> **Problem to work on**
Give back the records below exactly, every one, with no pictures.

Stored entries
begin

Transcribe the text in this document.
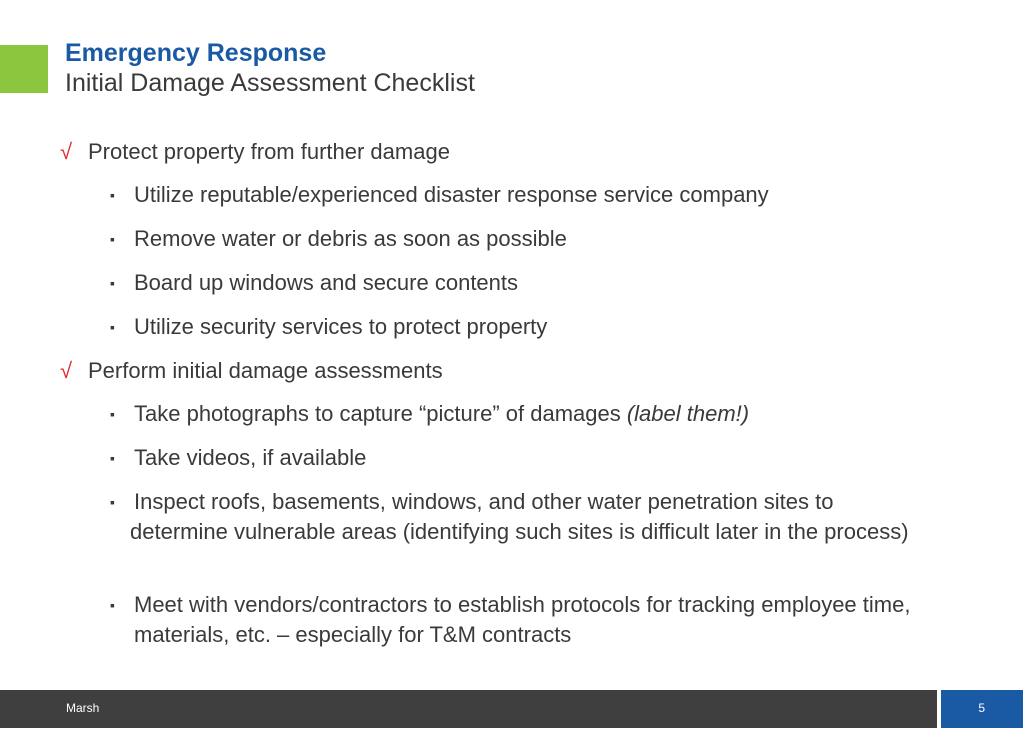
Emergency Response
Initial Damage Assessment Checklist
√ Protect property from further damage
▪ Utilize reputable/experienced disaster response service company
▪ Remove water or debris as soon as possible
▪ Board up windows and secure contents
▪ Utilize security services to protect property
√ Perform initial damage assessments
▪ Take photographs to capture “picture” of damages (label them!)
▪ Take videos, if available
▪ Inspect roofs, basements, windows, and other water penetration sites to determine vulnerable areas (identifying such sites is difficult later in the process)
▪ Meet with vendors/contractors to establish protocols for tracking employee time, materials, etc. – especially for T&M contracts
Marsh	5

end

> **Exercise response**
Transcribe the text in this document.
Emergency Response
Initial Damage Assessment Checklist
√ Protect property from further damage
▪ Utilize reputable/experienced disaster response service company
▪ Remove water or debris as soon as possible
▪ Board up windows and secure contents
▪ Utilize security services to protect property
√ Perform initial damage assessments
▪ Take photographs to capture “picture” of damages (label them!)
▪ Take videos, if available
▪ Inspect roofs, basements, windows, and other water penetration sites to determine vulnerable areas (identifying such sites is difficult later in the process)
▪ Meet with vendors/contractors to establish protocols for tracking employee time, materials, etc. – especially for T&M contracts
Marsh	5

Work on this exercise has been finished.